■ **What you are asked to do**: In the material below, find all lines with the string "Services" and copy them.

(Items listed in a dataset)

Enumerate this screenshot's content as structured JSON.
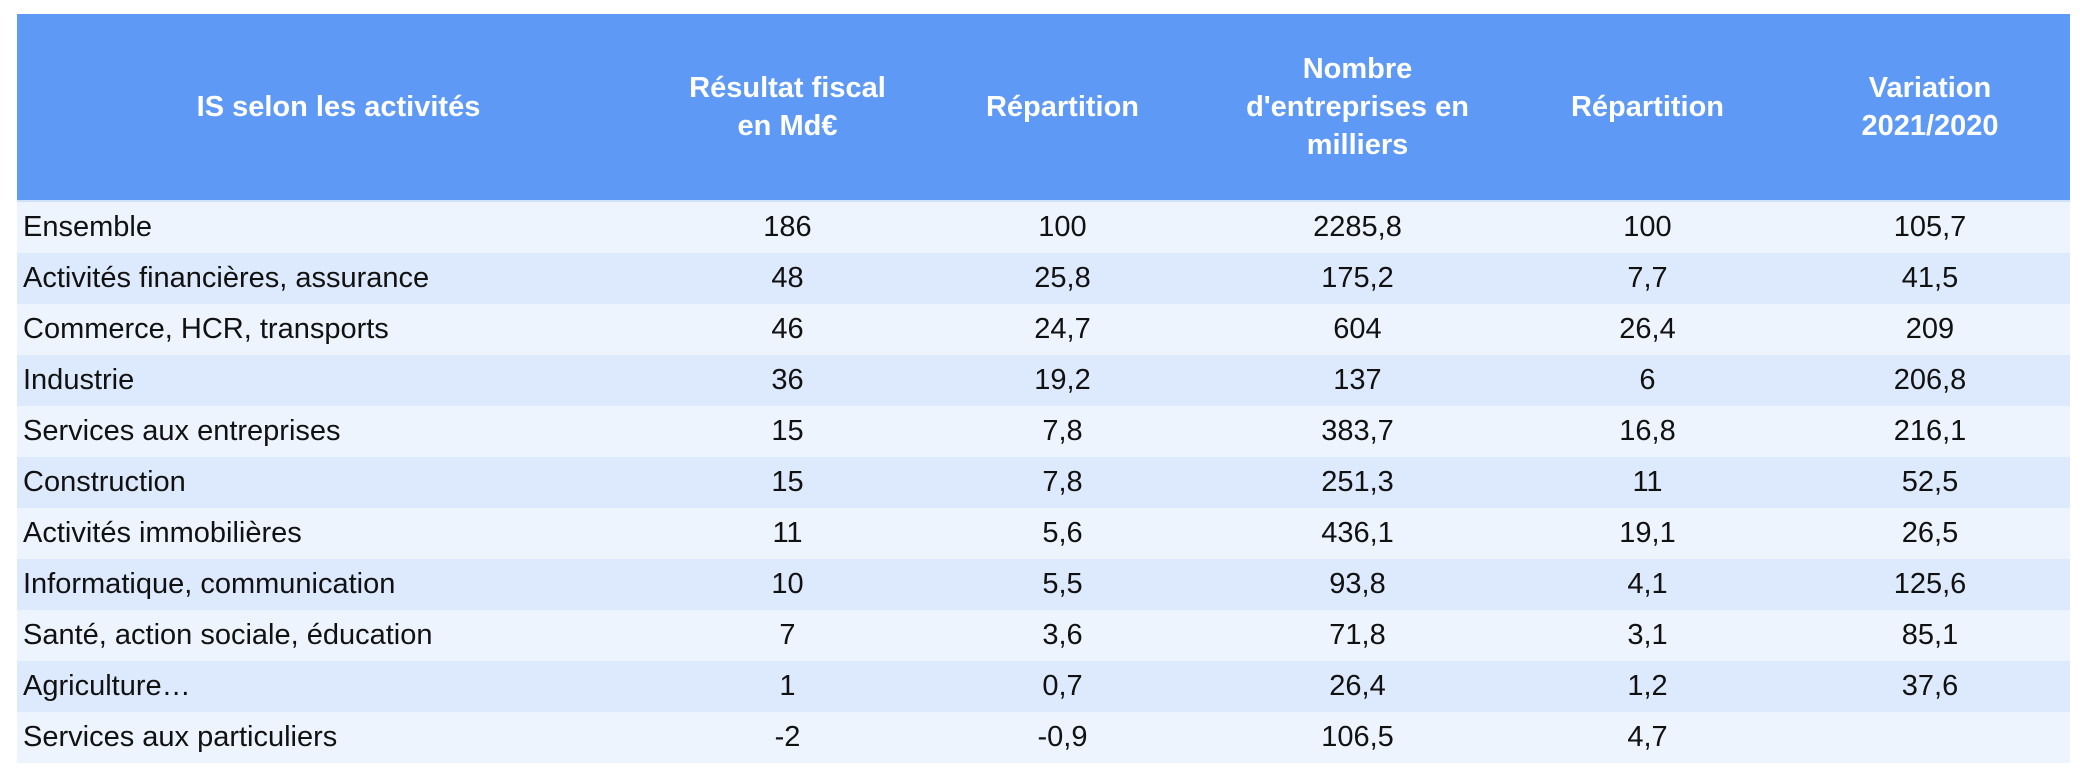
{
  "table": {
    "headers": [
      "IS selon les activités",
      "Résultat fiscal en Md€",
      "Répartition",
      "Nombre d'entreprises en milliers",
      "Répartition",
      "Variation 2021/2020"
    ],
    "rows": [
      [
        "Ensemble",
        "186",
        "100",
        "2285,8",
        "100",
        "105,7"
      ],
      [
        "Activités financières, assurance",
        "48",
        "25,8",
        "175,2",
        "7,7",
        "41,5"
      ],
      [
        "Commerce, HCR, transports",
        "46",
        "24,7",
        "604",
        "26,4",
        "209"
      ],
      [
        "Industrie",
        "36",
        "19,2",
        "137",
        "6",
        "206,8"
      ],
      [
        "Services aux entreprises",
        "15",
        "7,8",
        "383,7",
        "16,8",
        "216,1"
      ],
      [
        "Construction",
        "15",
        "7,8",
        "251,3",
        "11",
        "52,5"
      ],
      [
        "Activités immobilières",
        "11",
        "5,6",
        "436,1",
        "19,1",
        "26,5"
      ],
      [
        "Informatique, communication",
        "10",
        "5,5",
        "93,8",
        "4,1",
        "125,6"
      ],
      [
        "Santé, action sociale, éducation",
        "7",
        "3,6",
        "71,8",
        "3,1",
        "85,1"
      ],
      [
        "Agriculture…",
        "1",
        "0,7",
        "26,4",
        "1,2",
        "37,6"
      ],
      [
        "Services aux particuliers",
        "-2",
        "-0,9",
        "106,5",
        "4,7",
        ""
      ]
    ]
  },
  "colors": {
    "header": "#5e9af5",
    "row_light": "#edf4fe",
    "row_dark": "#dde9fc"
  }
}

■ **Correct response**:
        "Services aux entreprises",
        "Services aux particuliers",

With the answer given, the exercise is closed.